═══ The data ═══
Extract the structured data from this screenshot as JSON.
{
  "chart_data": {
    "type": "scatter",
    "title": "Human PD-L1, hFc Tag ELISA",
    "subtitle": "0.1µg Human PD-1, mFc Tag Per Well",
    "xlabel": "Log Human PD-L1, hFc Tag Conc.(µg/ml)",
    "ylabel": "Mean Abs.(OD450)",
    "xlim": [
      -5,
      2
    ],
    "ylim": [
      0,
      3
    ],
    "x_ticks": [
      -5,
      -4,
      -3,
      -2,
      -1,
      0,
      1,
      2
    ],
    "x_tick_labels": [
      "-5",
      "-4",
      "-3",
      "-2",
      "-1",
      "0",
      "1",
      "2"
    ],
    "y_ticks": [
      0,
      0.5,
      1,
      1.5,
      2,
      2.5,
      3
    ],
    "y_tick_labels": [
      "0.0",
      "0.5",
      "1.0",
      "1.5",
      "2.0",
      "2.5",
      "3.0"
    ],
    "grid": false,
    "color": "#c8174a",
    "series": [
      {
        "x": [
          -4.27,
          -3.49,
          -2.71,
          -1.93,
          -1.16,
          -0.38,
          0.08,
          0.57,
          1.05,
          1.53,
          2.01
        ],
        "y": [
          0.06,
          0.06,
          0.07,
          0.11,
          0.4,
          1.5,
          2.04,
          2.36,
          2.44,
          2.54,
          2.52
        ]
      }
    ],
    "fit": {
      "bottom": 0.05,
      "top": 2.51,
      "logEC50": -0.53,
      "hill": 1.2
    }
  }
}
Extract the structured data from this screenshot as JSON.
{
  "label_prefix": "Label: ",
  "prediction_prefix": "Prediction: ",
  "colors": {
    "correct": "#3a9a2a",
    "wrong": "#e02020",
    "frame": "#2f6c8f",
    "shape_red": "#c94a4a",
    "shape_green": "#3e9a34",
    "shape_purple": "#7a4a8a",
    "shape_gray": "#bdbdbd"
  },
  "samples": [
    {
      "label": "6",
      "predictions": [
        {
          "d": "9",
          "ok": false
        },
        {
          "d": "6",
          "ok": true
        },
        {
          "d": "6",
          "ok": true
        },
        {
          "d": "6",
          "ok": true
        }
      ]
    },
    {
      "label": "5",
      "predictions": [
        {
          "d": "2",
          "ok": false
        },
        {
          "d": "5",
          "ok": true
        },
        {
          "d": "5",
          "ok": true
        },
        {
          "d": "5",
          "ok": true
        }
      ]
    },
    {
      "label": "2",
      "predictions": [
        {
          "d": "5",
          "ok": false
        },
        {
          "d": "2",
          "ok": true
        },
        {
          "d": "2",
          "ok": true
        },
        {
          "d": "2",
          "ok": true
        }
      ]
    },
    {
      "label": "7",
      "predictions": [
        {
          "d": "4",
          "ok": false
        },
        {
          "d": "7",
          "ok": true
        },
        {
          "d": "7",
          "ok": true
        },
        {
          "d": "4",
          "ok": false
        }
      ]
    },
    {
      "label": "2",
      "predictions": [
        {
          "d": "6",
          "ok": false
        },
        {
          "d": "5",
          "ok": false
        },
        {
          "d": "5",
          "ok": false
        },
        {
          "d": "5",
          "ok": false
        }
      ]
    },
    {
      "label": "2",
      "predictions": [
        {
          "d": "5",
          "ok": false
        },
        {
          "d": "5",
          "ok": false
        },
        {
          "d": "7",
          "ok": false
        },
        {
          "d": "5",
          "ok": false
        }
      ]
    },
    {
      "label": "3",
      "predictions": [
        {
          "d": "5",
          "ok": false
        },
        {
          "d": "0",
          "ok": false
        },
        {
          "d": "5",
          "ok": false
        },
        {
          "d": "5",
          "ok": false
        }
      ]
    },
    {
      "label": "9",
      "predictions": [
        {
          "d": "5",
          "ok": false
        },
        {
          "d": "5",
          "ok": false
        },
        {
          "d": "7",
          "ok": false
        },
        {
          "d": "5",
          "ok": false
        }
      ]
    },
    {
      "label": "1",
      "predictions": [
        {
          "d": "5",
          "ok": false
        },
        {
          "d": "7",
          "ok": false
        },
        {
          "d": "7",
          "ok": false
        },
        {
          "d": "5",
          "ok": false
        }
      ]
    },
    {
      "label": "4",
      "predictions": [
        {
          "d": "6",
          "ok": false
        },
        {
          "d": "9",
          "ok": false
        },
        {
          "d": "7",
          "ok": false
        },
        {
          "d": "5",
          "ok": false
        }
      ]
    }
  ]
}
═══
Check each line of the records above for "Human", and copy those that have it.

Correct output:
    "title": "Human PD-L1, hFc Tag ELISA",
    "subtitle": "0.1µg Human PD-1, mFc Tag Per Well",
    "xlabel": "Log Human PD-L1, hFc Tag Conc.(µg/ml)",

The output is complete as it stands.